-- Start of Input data --
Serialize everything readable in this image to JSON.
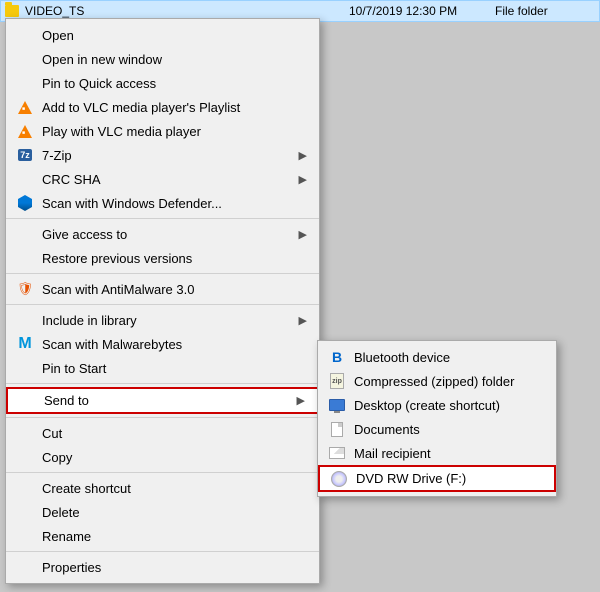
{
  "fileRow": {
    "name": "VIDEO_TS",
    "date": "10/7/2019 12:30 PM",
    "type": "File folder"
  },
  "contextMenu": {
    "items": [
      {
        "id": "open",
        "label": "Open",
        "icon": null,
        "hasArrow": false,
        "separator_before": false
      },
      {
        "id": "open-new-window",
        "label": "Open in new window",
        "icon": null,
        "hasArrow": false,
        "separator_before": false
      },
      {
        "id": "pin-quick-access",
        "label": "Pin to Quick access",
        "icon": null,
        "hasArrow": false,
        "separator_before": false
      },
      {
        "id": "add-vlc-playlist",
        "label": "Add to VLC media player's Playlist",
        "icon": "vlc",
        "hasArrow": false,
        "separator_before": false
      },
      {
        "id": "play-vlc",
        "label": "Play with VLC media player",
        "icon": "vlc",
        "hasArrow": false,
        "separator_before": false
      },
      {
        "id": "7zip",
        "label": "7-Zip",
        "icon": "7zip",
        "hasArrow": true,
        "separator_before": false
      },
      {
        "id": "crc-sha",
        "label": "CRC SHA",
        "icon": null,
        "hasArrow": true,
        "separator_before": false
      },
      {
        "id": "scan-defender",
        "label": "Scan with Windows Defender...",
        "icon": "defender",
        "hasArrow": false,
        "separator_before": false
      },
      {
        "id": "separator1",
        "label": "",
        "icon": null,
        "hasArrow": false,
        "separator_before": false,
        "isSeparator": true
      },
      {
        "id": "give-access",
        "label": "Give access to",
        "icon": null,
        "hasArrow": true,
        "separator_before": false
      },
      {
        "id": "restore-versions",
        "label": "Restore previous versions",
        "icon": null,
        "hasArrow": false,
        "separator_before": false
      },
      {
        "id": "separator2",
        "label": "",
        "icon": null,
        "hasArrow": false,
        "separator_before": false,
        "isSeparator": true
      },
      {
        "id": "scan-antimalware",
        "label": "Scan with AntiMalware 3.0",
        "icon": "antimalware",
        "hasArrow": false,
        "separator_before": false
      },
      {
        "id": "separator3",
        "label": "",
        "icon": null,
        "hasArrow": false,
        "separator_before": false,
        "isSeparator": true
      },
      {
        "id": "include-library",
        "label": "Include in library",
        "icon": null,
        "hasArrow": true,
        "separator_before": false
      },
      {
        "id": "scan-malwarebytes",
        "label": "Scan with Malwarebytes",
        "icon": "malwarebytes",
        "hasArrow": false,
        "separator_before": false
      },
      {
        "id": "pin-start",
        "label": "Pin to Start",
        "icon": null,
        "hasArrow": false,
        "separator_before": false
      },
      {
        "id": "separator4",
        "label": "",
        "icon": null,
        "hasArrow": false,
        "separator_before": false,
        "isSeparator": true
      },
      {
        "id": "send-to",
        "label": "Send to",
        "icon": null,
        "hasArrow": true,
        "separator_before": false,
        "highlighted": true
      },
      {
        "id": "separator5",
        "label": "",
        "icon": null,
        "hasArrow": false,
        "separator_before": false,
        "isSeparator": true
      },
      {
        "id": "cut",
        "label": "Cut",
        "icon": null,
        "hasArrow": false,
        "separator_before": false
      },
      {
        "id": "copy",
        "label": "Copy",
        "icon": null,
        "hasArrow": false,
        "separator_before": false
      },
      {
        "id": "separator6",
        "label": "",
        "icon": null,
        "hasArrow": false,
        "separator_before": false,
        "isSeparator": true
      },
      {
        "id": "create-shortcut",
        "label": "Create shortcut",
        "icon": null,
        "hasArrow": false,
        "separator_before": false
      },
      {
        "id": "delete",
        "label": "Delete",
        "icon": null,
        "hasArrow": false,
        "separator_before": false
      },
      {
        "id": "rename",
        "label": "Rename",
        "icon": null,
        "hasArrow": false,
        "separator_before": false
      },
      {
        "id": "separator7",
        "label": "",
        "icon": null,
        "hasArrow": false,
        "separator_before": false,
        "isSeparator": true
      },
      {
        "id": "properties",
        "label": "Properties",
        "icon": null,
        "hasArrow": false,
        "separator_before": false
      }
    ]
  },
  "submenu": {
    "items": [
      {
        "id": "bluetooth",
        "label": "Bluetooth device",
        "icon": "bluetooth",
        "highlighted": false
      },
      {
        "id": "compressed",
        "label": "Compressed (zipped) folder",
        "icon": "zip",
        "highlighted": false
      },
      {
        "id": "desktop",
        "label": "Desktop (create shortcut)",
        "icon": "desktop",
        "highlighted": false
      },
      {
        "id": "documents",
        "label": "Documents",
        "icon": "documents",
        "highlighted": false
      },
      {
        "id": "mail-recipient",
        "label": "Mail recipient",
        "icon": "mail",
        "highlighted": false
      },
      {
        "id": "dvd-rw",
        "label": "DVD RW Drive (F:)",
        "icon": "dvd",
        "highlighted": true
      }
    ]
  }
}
-- End of Input data --
-- Start of Input data --
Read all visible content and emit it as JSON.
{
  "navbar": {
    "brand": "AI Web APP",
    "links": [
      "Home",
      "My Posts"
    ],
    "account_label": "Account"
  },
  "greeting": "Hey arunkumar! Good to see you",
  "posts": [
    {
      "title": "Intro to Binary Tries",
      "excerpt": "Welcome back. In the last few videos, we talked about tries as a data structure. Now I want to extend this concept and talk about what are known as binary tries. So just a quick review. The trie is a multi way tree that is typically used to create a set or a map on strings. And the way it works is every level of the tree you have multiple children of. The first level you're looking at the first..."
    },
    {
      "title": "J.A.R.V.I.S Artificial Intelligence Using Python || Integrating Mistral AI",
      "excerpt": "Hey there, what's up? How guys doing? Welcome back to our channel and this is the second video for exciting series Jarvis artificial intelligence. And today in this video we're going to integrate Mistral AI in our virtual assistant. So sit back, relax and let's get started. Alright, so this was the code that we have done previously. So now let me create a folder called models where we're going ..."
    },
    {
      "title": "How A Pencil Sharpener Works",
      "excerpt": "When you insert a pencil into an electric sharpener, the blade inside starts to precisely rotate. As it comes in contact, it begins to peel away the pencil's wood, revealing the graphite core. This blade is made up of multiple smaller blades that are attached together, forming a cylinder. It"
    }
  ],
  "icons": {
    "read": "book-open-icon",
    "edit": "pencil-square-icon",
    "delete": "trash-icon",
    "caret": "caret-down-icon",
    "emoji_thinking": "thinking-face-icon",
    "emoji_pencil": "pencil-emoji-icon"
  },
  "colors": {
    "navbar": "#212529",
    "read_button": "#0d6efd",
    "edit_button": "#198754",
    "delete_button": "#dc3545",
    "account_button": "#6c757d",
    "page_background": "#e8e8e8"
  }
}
-- End of Input data --
-- Start of Input data --
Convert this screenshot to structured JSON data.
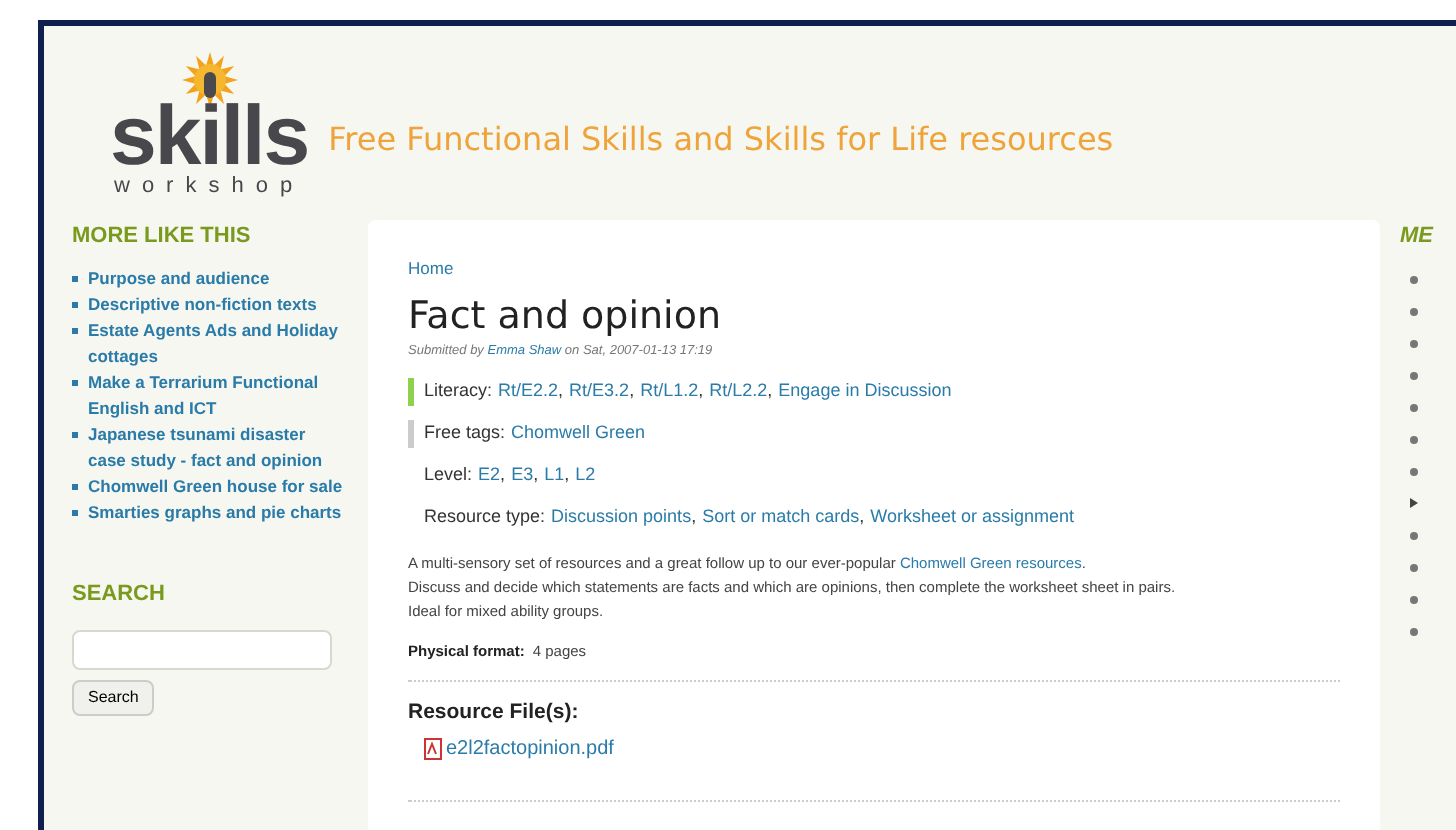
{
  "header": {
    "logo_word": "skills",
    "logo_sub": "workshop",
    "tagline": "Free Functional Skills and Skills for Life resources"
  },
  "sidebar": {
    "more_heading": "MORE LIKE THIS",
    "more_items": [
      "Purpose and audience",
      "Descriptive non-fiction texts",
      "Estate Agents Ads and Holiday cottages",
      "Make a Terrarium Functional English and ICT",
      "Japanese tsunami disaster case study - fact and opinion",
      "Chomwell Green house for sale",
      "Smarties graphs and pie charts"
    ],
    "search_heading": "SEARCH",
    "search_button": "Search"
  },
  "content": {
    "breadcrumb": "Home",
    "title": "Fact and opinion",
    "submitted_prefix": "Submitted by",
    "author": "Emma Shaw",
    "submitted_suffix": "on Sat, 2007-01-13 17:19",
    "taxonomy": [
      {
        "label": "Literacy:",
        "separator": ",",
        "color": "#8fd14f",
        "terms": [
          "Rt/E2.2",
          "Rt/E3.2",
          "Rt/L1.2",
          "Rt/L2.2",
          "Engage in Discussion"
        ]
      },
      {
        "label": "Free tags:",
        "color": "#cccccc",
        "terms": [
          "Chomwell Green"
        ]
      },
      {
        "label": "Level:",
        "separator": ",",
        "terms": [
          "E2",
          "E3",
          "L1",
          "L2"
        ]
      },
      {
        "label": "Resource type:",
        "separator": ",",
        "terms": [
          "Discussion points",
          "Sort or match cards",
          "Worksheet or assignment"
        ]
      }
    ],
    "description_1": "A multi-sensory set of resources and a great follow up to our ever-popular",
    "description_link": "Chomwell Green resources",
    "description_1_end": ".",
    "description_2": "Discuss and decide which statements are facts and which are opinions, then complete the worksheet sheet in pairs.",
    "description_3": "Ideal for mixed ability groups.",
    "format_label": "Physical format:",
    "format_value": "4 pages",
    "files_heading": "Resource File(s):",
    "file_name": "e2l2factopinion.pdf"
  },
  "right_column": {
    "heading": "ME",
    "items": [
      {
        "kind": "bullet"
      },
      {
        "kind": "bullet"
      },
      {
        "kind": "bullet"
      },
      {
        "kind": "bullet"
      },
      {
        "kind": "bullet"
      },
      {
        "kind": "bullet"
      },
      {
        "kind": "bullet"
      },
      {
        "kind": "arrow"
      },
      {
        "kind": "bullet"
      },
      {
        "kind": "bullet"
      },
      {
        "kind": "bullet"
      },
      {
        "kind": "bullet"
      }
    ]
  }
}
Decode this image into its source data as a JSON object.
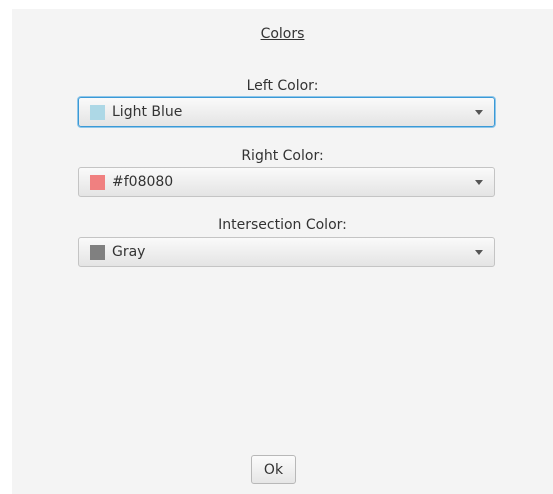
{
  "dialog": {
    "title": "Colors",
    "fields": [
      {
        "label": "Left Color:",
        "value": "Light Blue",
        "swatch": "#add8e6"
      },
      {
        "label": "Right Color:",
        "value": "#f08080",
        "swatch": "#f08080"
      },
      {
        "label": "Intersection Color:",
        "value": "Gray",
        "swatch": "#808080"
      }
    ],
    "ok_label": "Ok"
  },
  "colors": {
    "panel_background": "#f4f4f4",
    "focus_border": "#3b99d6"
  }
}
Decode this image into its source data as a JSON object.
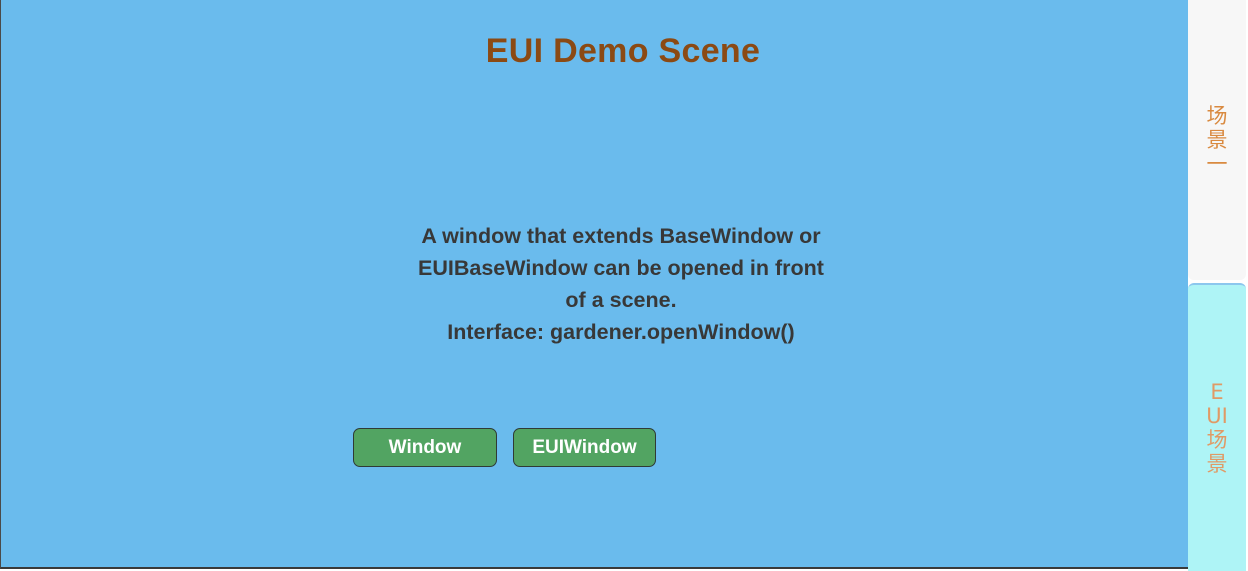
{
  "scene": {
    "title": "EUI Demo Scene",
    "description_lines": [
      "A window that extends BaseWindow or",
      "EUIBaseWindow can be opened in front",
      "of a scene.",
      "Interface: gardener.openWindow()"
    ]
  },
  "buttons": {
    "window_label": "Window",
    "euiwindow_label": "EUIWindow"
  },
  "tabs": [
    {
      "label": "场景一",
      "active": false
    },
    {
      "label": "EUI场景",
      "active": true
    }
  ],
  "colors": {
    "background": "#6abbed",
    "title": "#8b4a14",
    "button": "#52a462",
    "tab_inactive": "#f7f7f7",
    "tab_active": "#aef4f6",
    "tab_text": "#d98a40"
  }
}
-- End of Input data --
▸ Do this
Look through the entries above and count each line holding "type"; report the count alone.

▸ Completed task
2